══ Excerpted data

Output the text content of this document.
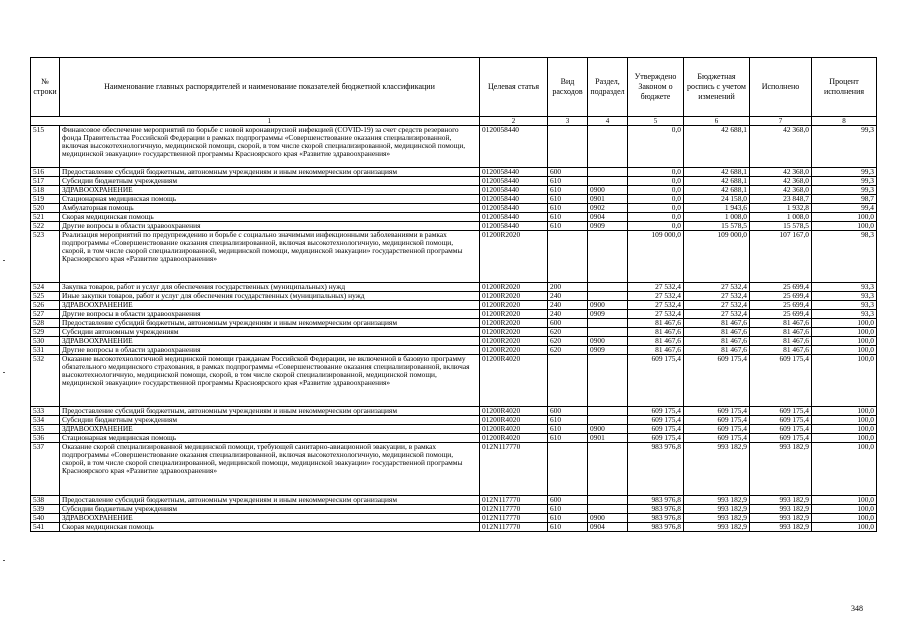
№ строки	Наименование главных распорядителей и наименование показателей бюджетной классификации	Целевая статья	Вид расходов	Раздел, подраздел	Утверждено Законом о бюджете	Бюджетная роспись с учетом изменений	Исполнено	Процент исполнения
	1	2	3	4	5	6	7	8
515	Финансовое обеспечение мероприятий по борьбе с новой коронавирусной инфекцией (COVID-19) за счет средств резервного фонда Правительства Российской Федерации в рамках подпрограммы «Совершенствование оказания специализированной, включая высокотехнологичную, медицинской помощи, скорой, в том числе скорой специализированной, медицинской помощи, медицинской эвакуации» государственной программы Красноярского края «Развитие здравоохранения»	0120058440			0,0	42 688,1	42 368,0	99,3
516	Предоставление субсидий бюджетным, автономным учреждениям и иным некоммерческим организациям	0120058440	600		0,0	42 688,1	42 368,0	99,3
517	Субсидии бюджетным учреждениям	0120058440	610		0,0	42 688,1	42 368,0	99,3
518	ЗДРАВООХРАНЕНИЕ	0120058440	610	0900	0,0	42 688,1	42 368,0	99,3
519	Стационарная медицинская помощь	0120058440	610	0901	0,0	24 158,0	23 848,7	98,7
520	Амбулаторная помощь	0120058440	610	0902	0,0	1 943,6	1 932,8	99,4
521	Скорая медицинская помощь	0120058440	610	0904	0,0	1 008,0	1 008,0	100,0
522	Другие вопросы в области здравоохранения	0120058440	610	0909	0,0	15 578,5	15 578,5	100,0
523	Реализация мероприятий по предупреждению и борьбе с социально значимыми инфекционными заболеваниями в рамках подпрограммы «Совершенствование оказания специализированной, включая высокотехнологичную, медицинской помощи, скорой, в том числе скорой специализированной, медицинской помощи, медицинской эвакуации» государственной программы Красноярского края «Развитие здравоохранения»	01200R2020			109 000,0	109 000,0	107 167,0	98,3
524	Закупка товаров, работ и услуг для обеспечения государственных (муниципальных) нужд	01200R2020	200		27 532,4	27 532,4	25 699,4	93,3
525	Иные закупки товаров, работ и услуг для обеспечения государственных (муниципальных) нужд	01200R2020	240		27 532,4	27 532,4	25 699,4	93,3
526	ЗДРАВООХРАНЕНИЕ	01200R2020	240	0900	27 532,4	27 532,4	25 699,4	93,3
527	Другие вопросы в области здравоохранения	01200R2020	240	0909	27 532,4	27 532,4	25 699,4	93,3
528	Предоставление субсидий бюджетным, автономным учреждениям и иным некоммерческим организациям	01200R2020	600		81 467,6	81 467,6	81 467,6	100,0
529	Субсидии автономным учреждениям	01200R2020	620		81 467,6	81 467,6	81 467,6	100,0
530	ЗДРАВООХРАНЕНИЕ	01200R2020	620	0900	81 467,6	81 467,6	81 467,6	100,0
531	Другие вопросы в области здравоохранения	01200R2020	620	0909	81 467,6	81 467,6	81 467,6	100,0
532	Оказание высокотехнологичной медицинской помощи гражданам Российской Федерации, не включенной в базовую программу обязательного медицинского страхования, в рамках подпрограммы «Совершенствование оказания специализированной, включая высокотехнологичную, медицинской помощи, скорой, в том числе скорой специализированной, медицинской помощи, медицинской эвакуации» государственной программы Красноярского края «Развитие здравоохранения»	01200R4020			609 175,4	609 175,4	609 175,4	100,0
533	Предоставление субсидий бюджетным, автономным учреждениям и иным некоммерческим организациям	01200R4020	600		609 175,4	609 175,4	609 175,4	100,0
534	Субсидии бюджетным учреждениям	01200R4020	610		609 175,4	609 175,4	609 175,4	100,0
535	ЗДРАВООХРАНЕНИЕ	01200R4020	610	0900	609 175,4	609 175,4	609 175,4	100,0
536	Стационарная медицинская помощь	01200R4020	610	0901	609 175,4	609 175,4	609 175,4	100,0
537	Оказание скорой специализированной медицинской помощи, требующей санитарно-авиационной эвакуации, в рамках подпрограммы «Совершенствование оказания специализированной, включая высокотехнологичную, медицинской помощи, скорой, в том числе скорой специализированной, медицинской помощи, медицинской эвакуации» государственной программы Красноярского края «Развитие здравоохранения»	012N117770			983 976,8	993 182,9	993 182,9	100,0
538	Предоставление субсидий бюджетным, автономным учреждениям и иным некоммерческим организациям	012N117770	600		983 976,8	993 182,9	993 182,9	100,0
539	Субсидии бюджетным учреждениям	012N117770	610		983 976,8	993 182,9	993 182,9	100,0
540	ЗДРАВООХРАНЕНИЕ	012N117770	610	0900	983 976,8	993 182,9	993 182,9	100,0
541	Скорая медицинская помощь	012N117770	610	0904	983 976,8	993 182,9	993 182,9	100,0
348
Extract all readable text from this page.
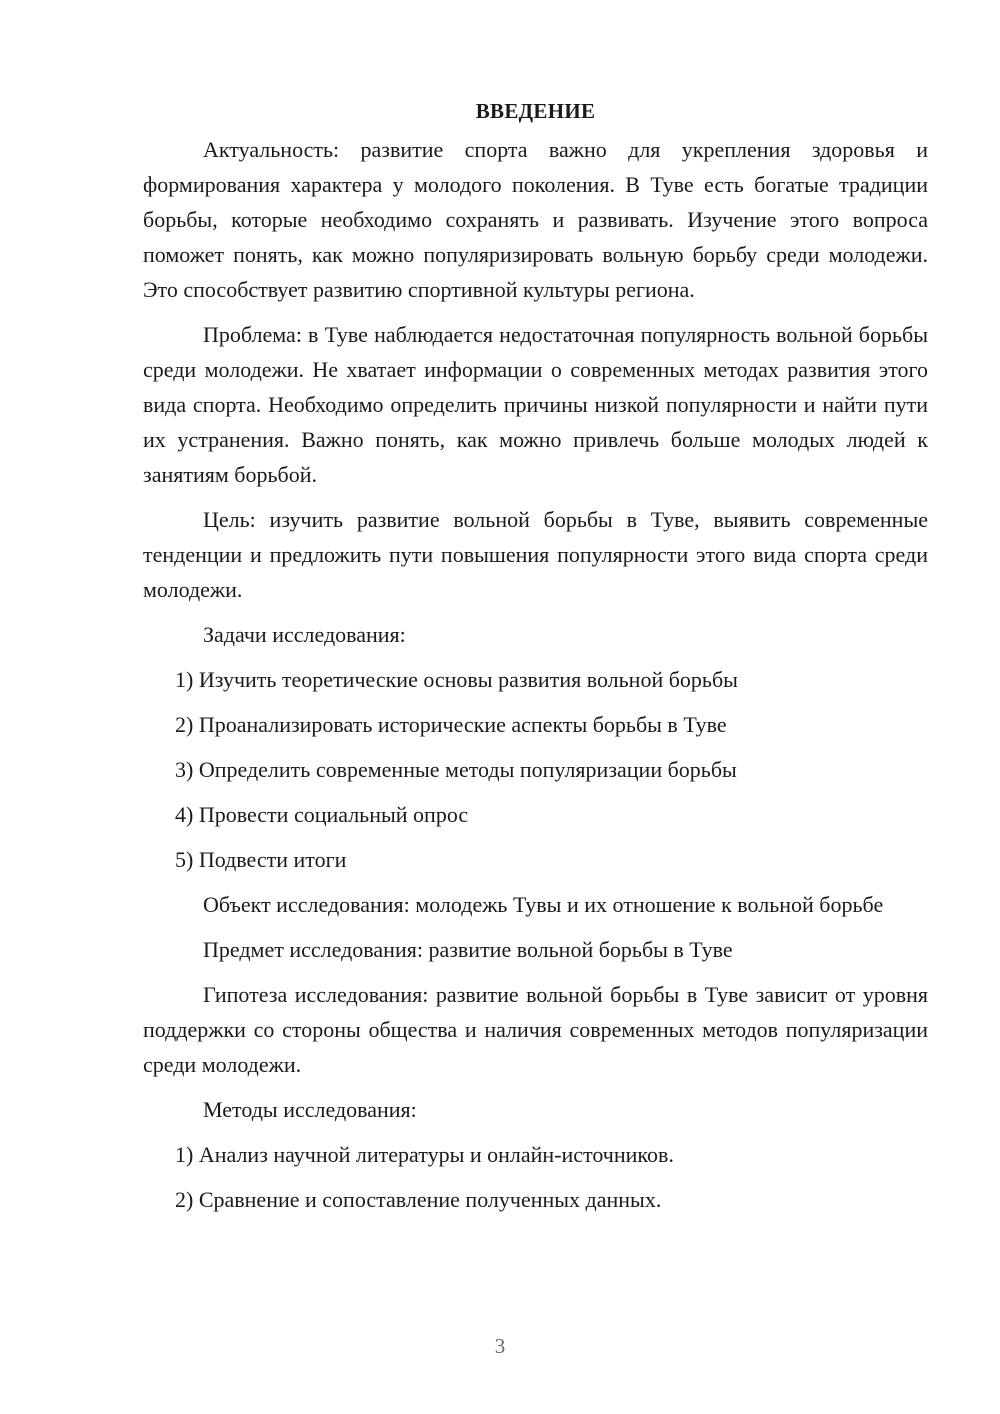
ВВЕДЕНИЕ

Актуальность: развитие спорта важно для укрепления здоровья и формирования характера у молодого поколения. В Туве есть богатые традиции борьбы, которые необходимо сохранять и развивать. Изучение этого вопроса поможет понять, как можно популяризировать вольную борьбу среди молодежи. Это способствует развитию спортивной культуры региона.

Проблема: в Туве наблюдается недостаточная популярность вольной борьбы среди молодежи. Не хватает информации о современных методах развития этого вида спорта. Необходимо определить причины низкой популярности и найти пути их устранения. Важно понять, как можно привлечь больше молодых людей к занятиям борьбой.

Цель: изучить развитие вольной борьбы в Туве, выявить современные тенденции и предложить пути повышения популярности этого вида спорта среди молодежи.

Задачи исследования:

1) Изучить теоретические основы развития вольной борьбы
2) Проанализировать исторические аспекты борьбы в Туве
3) Определить современные методы популяризации борьбы
4) Провести социальный опрос
5) Подвести итоги

Объект исследования: молодежь Тувы и их отношение к вольной борьбе

Предмет исследования: развитие вольной борьбы в Туве

Гипотеза исследования: развитие вольной борьбы в Туве зависит от уровня поддержки со стороны общества и наличия современных методов популяризации среди молодежи.

Методы исследования:

1) Анализ научной литературы и онлайн-источников.
2) Сравнение и сопоставление полученных данных.
3
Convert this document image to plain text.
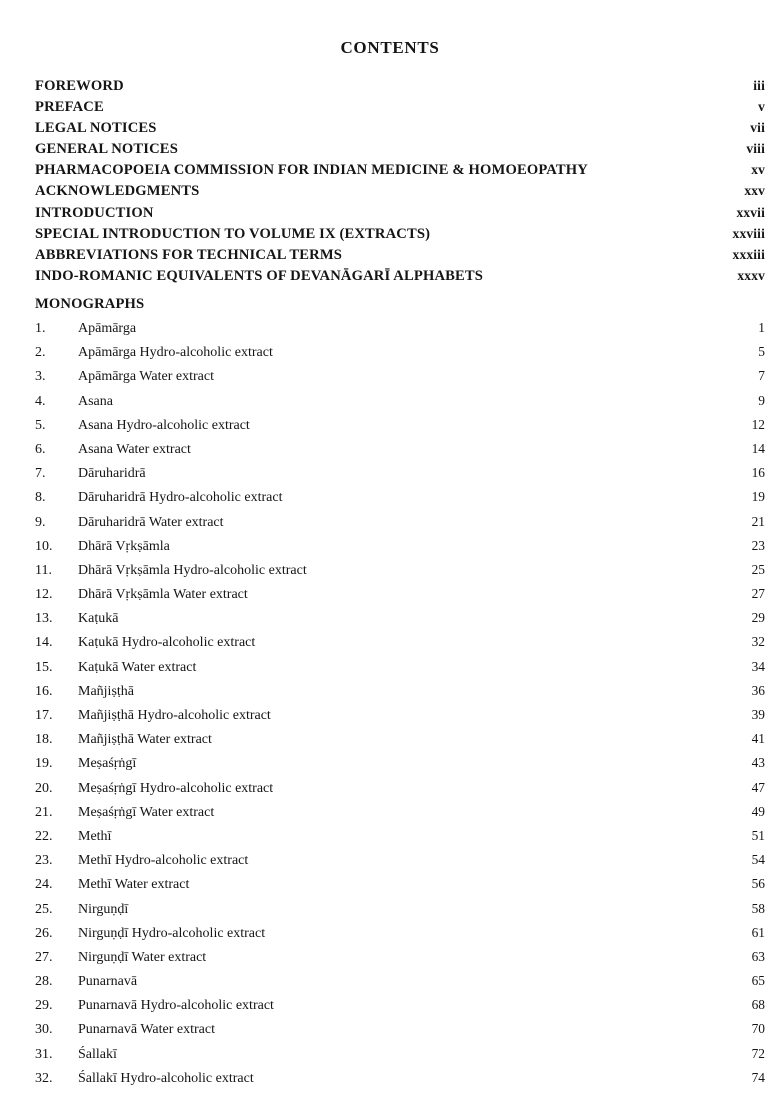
CONTENTS
FOREWORD	iii
PREFACE	v
LEGAL NOTICES	vii
GENERAL NOTICES	viii
PHARMACOPOEIA COMMISSION FOR INDIAN MEDICINE & HOMOEOPATHY	xv
ACKNOWLEDGMENTS	xxv
INTRODUCTION	xxvii
SPECIAL INTRODUCTION TO VOLUME IX (EXTRACTS)	xxviii
ABBREVIATIONS FOR TECHNICAL TERMS	xxxiii
INDO-ROMANIC EQUIVALENTS OF DEVANĀGARĪ ALPHABETS	xxxv
MONOGRAPHS
1.	Apāmārga	1
2.	Apāmārga Hydro-alcoholic extract	5
3.	Apāmārga Water extract	7
4.	Asana	9
5.	Asana Hydro-alcoholic extract	12
6.	Asana Water extract	14
7.	Dāruharidrā	16
8.	Dāruharidrā Hydro-alcoholic extract	19
9.	Dāruharidrā Water extract	21
10.	Dhārā Vṛkṣāmla	23
11.	Dhārā Vṛkṣāmla Hydro-alcoholic extract	25
12.	Dhārā Vṛkṣāmla Water extract	27
13.	Kaṭukā	29
14.	Kaṭukā Hydro-alcoholic extract	32
15.	Kaṭukā Water extract	34
16.	Mañjiṣṭhā	36
17.	Mañjiṣṭhā Hydro-alcoholic extract	39
18.	Mañjiṣṭhā Water extract	41
19.	Meṣaśṛṅgī	43
20.	Meṣaśṛṅgī Hydro-alcoholic extract	47
21.	Meṣaśṛṅgī Water extract	49
22.	Methī	51
23.	Methī Hydro-alcoholic extract	54
24.	Methī Water extract	56
25.	Nirguṇḍī	58
26.	Nirguṇḍī Hydro-alcoholic extract	61
27.	Nirguṇḍī Water extract	63
28.	Punarnavā	65
29.	Punarnavā Hydro-alcoholic extract	68
30.	Punarnavā Water extract	70
31.	Śallakī	72
32.	Śallakī Hydro-alcoholic extract	74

════

Show the lines of the records that include the string "Kaṭukā".

▸ **Task answer**
13.	Kaṭukā	29
14.	Kaṭukā Hydro-alcoholic extract	32
15.	Kaṭukā Water extract	34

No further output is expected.